The request » Each record that follows should be repeated exactly, minus any images.

Dataset entries »

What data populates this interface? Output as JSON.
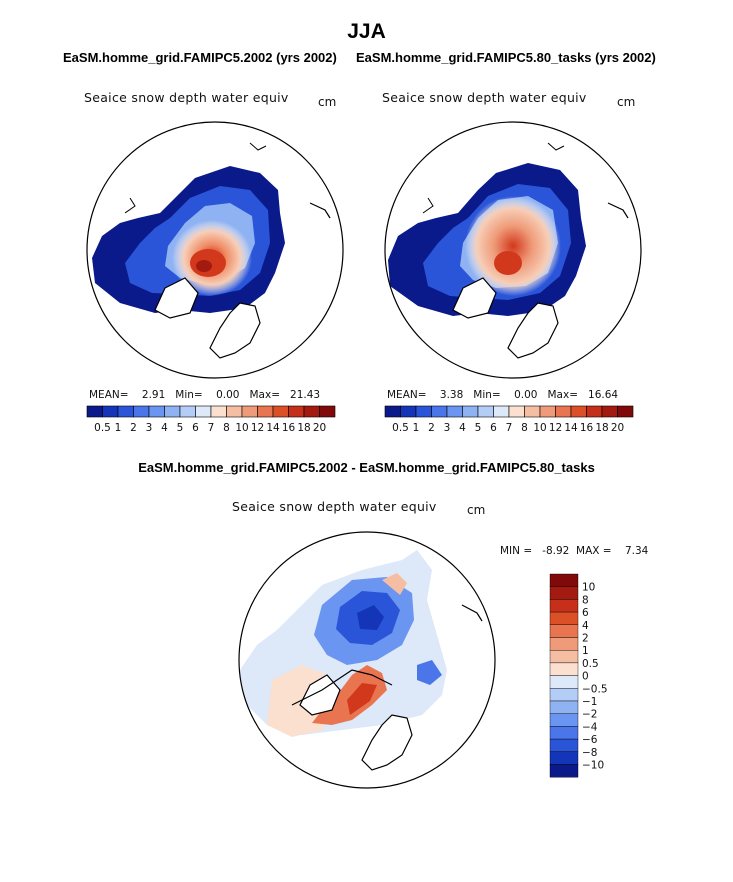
{
  "page_title": "JJA",
  "panel_left": {
    "title": "EaSM.homme_grid.FAMIPC5.2002 (yrs 2002)",
    "field_label": "Seaice snow depth water equiv",
    "unit": "cm",
    "stats": {
      "mean_label": "MEAN=",
      "mean": "2.91",
      "min_label": "Min=",
      "min": "0.00",
      "max_label": "Max=",
      "max": "21.43"
    }
  },
  "panel_right": {
    "title": "EaSM.homme_grid.FAMIPC5.80_tasks (yrs 2002)",
    "field_label": "Seaice snow depth water equiv",
    "unit": "cm",
    "stats": {
      "mean_label": "MEAN=",
      "mean": "3.38",
      "min_label": "Min=",
      "min": "0.00",
      "max_label": "Max=",
      "max": "16.64"
    }
  },
  "panel_diff": {
    "title": "EaSM.homme_grid.FAMIPC5.2002 - EaSM.homme_grid.FAMIPC5.80_tasks",
    "field_label": "Seaice snow depth water equiv",
    "unit": "cm",
    "stats": {
      "min_label": "MIN =",
      "min": "-8.92",
      "max_label": "MAX =",
      "max": "7.34"
    }
  },
  "chart_data": [
    {
      "type": "heatmap",
      "title": "EaSM.homme_grid.FAMIPC5.2002 (yrs 2002)",
      "variable": "Seaice snow depth water equiv",
      "units": "cm",
      "projection": "north polar stereographic",
      "mean": 2.91,
      "min": 0.0,
      "max": 21.43,
      "colorbar_levels": [
        "0.5",
        "1",
        "2",
        "3",
        "4",
        "5",
        "6",
        "7",
        "8",
        "10",
        "12",
        "14",
        "16",
        "18",
        "20"
      ],
      "colorbar_colors": [
        "#0a1a8a",
        "#1535b8",
        "#2a55d8",
        "#4a76ea",
        "#6a95f0",
        "#8fb2f3",
        "#b4cdf6",
        "#dde8f8",
        "#fbe0d0",
        "#f5bda2",
        "#ef9a78",
        "#e97550",
        "#dc5028",
        "#c6301a",
        "#a31a10",
        "#800a0a"
      ]
    },
    {
      "type": "heatmap",
      "title": "EaSM.homme_grid.FAMIPC5.80_tasks (yrs 2002)",
      "variable": "Seaice snow depth water equiv",
      "units": "cm",
      "projection": "north polar stereographic",
      "mean": 3.38,
      "min": 0.0,
      "max": 16.64,
      "colorbar_levels": [
        "0.5",
        "1",
        "2",
        "3",
        "4",
        "5",
        "6",
        "7",
        "8",
        "10",
        "12",
        "14",
        "16",
        "18",
        "20"
      ],
      "colorbar_colors": [
        "#0a1a8a",
        "#1535b8",
        "#2a55d8",
        "#4a76ea",
        "#6a95f0",
        "#8fb2f3",
        "#b4cdf6",
        "#dde8f8",
        "#fbe0d0",
        "#f5bda2",
        "#ef9a78",
        "#e97550",
        "#dc5028",
        "#c6301a",
        "#a31a10",
        "#800a0a"
      ]
    },
    {
      "type": "heatmap",
      "title": "EaSM.homme_grid.FAMIPC5.2002 - EaSM.homme_grid.FAMIPC5.80_tasks",
      "variable": "Seaice snow depth water equiv",
      "units": "cm",
      "projection": "north polar stereographic",
      "min": -8.92,
      "max": 7.34,
      "colorbar_levels": [
        "10",
        "8",
        "6",
        "4",
        "2",
        "1",
        "0.5",
        "0",
        "−0.5",
        "−1",
        "−2",
        "−4",
        "−6",
        "−8",
        "−10"
      ],
      "colorbar_colors": [
        "#800a0a",
        "#a31a10",
        "#c6301a",
        "#dc5028",
        "#e97550",
        "#ef9a78",
        "#f5bda2",
        "#fbe0d0",
        "#dde8f8",
        "#b4cdf6",
        "#8fb2f3",
        "#6a95f0",
        "#4a76ea",
        "#2a55d8",
        "#1535b8",
        "#0a1a8a"
      ]
    }
  ]
}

Written response »
What data populates this interface? Output as JSON.
{
  "page_title": "JJA",
  "panel_left": {
    "title": "EaSM.homme_grid.FAMIPC5.2002 (yrs 2002)",
    "field_label": "Seaice snow depth water equiv",
    "unit": "cm",
    "stats": {
      "mean_label": "MEAN=",
      "mean": "2.91",
      "min_label": "Min=",
      "min": "0.00",
      "max_label": "Max=",
      "max": "21.43"
    }
  },
  "panel_right": {
    "title": "EaSM.homme_grid.FAMIPC5.80_tasks (yrs 2002)",
    "field_label": "Seaice snow depth water equiv",
    "unit": "cm",
    "stats": {
      "mean_label": "MEAN=",
      "mean": "3.38",
      "min_label": "Min=",
      "min": "0.00",
      "max_label": "Max=",
      "max": "16.64"
    }
  },
  "panel_diff": {
    "title": "EaSM.homme_grid.FAMIPC5.2002 - EaSM.homme_grid.FAMIPC5.80_tasks",
    "field_label": "Seaice snow depth water equiv",
    "unit": "cm",
    "stats": {
      "min_label": "MIN =",
      "min": "-8.92",
      "max_label": "MAX =",
      "max": "7.34"
    }
  },
  "chart_data": [
    {
      "type": "heatmap",
      "title": "EaSM.homme_grid.FAMIPC5.2002 (yrs 2002)",
      "variable": "Seaice snow depth water equiv",
      "units": "cm",
      "projection": "north polar stereographic",
      "mean": 2.91,
      "min": 0.0,
      "max": 21.43,
      "colorbar_levels": [
        "0.5",
        "1",
        "2",
        "3",
        "4",
        "5",
        "6",
        "7",
        "8",
        "10",
        "12",
        "14",
        "16",
        "18",
        "20"
      ],
      "colorbar_colors": [
        "#0a1a8a",
        "#1535b8",
        "#2a55d8",
        "#4a76ea",
        "#6a95f0",
        "#8fb2f3",
        "#b4cdf6",
        "#dde8f8",
        "#fbe0d0",
        "#f5bda2",
        "#ef9a78",
        "#e97550",
        "#dc5028",
        "#c6301a",
        "#a31a10",
        "#800a0a"
      ]
    },
    {
      "type": "heatmap",
      "title": "EaSM.homme_grid.FAMIPC5.80_tasks (yrs 2002)",
      "variable": "Seaice snow depth water equiv",
      "units": "cm",
      "projection": "north polar stereographic",
      "mean": 3.38,
      "min": 0.0,
      "max": 16.64,
      "colorbar_levels": [
        "0.5",
        "1",
        "2",
        "3",
        "4",
        "5",
        "6",
        "7",
        "8",
        "10",
        "12",
        "14",
        "16",
        "18",
        "20"
      ],
      "colorbar_colors": [
        "#0a1a8a",
        "#1535b8",
        "#2a55d8",
        "#4a76ea",
        "#6a95f0",
        "#8fb2f3",
        "#b4cdf6",
        "#dde8f8",
        "#fbe0d0",
        "#f5bda2",
        "#ef9a78",
        "#e97550",
        "#dc5028",
        "#c6301a",
        "#a31a10",
        "#800a0a"
      ]
    },
    {
      "type": "heatmap",
      "title": "EaSM.homme_grid.FAMIPC5.2002 - EaSM.homme_grid.FAMIPC5.80_tasks",
      "variable": "Seaice snow depth water equiv",
      "units": "cm",
      "projection": "north polar stereographic",
      "min": -8.92,
      "max": 7.34,
      "colorbar_levels": [
        "10",
        "8",
        "6",
        "4",
        "2",
        "1",
        "0.5",
        "0",
        "−0.5",
        "−1",
        "−2",
        "−4",
        "−6",
        "−8",
        "−10"
      ],
      "colorbar_colors": [
        "#800a0a",
        "#a31a10",
        "#c6301a",
        "#dc5028",
        "#e97550",
        "#ef9a78",
        "#f5bda2",
        "#fbe0d0",
        "#dde8f8",
        "#b4cdf6",
        "#8fb2f3",
        "#6a95f0",
        "#4a76ea",
        "#2a55d8",
        "#1535b8",
        "#0a1a8a"
      ]
    }
  ]
}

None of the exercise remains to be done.